Aim:
An exact copy of every record is needed.
--- start ---
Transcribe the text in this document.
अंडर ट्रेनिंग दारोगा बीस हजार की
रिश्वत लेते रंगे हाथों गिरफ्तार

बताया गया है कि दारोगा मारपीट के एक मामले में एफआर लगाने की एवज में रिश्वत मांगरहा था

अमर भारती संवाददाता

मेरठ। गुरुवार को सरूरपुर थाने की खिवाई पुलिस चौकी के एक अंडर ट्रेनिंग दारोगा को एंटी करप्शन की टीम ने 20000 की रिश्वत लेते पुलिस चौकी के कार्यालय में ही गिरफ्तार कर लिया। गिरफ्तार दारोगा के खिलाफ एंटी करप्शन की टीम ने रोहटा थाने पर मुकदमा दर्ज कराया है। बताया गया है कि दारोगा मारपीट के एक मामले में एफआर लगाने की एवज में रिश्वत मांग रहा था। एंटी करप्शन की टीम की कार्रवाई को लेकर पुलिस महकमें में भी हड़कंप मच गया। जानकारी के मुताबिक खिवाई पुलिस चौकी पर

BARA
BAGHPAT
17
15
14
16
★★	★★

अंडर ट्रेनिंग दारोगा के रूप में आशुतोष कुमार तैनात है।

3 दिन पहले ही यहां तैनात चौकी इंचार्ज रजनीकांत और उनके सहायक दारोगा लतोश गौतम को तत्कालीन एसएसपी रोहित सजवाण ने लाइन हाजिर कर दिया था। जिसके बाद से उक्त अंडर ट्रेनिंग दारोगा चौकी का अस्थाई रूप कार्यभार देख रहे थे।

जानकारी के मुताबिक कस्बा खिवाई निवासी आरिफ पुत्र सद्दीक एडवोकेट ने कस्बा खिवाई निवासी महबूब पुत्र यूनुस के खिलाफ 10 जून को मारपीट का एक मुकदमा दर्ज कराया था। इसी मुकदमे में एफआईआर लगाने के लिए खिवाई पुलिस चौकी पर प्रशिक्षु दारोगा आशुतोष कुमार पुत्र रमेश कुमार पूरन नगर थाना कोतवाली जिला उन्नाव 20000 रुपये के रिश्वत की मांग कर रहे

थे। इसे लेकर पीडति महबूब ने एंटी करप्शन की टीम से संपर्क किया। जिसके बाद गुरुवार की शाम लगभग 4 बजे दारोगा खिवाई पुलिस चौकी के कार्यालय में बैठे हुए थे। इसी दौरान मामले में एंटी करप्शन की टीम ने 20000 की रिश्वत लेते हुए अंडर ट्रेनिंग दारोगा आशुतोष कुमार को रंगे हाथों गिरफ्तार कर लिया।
--- end ---
Problem solution:
Transcribe the text in this document.
अंडर ट्रेनिंग दारोगा बीस हजार की
रिश्वत लेते रंगे हाथों गिरफ्तार

बताया गया है कि दारोगा मारपीट के एक मामले में एफआर लगाने की एवज में रिश्वत मांगरहा था

अमर भारती संवाददाता

मेरठ। गुरुवार को सरूरपुर थाने की खिवाई पुलिस चौकी के एक अंडर ट्रेनिंग दारोगा को एंटी करप्शन की टीम ने 20000 की रिश्वत लेते पुलिस चौकी के कार्यालय में ही गिरफ्तार कर लिया। गिरफ्तार दारोगा के खिलाफ एंटी करप्शन की टीम ने रोहटा थाने पर मुकदमा दर्ज कराया है। बताया गया है कि दारोगा मारपीट के एक मामले में एफआर लगाने की एवज में रिश्वत मांग रहा था। एंटी करप्शन की टीम की कार्रवाई को लेकर पुलिस महकमें में भी हड़कंप मच गया। जानकारी के मुताबिक खिवाई पुलिस चौकी पर

BARA
BAGHPAT
17
15
14
16
★★	★★

अंडर ट्रेनिंग दारोगा के रूप में आशुतोष कुमार तैनात है।

3 दिन पहले ही यहां तैनात चौकी इंचार्ज रजनीकांत और उनके सहायक दारोगा लतोश गौतम को तत्कालीन एसएसपी रोहित सजवाण ने लाइन हाजिर कर दिया था। जिसके बाद से उक्त अंडर ट्रेनिंग दारोगा चौकी का अस्थाई रूप कार्यभार देख रहे थे।

जानकारी के मुताबिक कस्बा खिवाई निवासी आरिफ पुत्र सद्दीक एडवोकेट ने कस्बा खिवाई निवासी महबूब पुत्र यूनुस के खिलाफ 10 जून को मारपीट का एक मुकदमा दर्ज कराया था। इसी मुकदमे में एफआईआर लगाने के लिए खिवाई पुलिस चौकी पर प्रशिक्षु दारोगा आशुतोष कुमार पुत्र रमेश कुमार पूरन नगर थाना कोतवाली जिला उन्नाव 20000 रुपये के रिश्वत की मांग कर रहे

थे। इसे लेकर पीडति महबूब ने एंटी करप्शन की टीम से संपर्क किया। जिसके बाद गुरुवार की शाम लगभग 4 बजे दारोगा खिवाई पुलिस चौकी के कार्यालय में बैठे हुए थे। इसी दौरान मामले में एंटी करप्शन की टीम ने 20000 की रिश्वत लेते हुए अंडर ट्रेनिंग दारोगा आशुतोष कुमार को रंगे हाथों गिरफ्तार कर लिया।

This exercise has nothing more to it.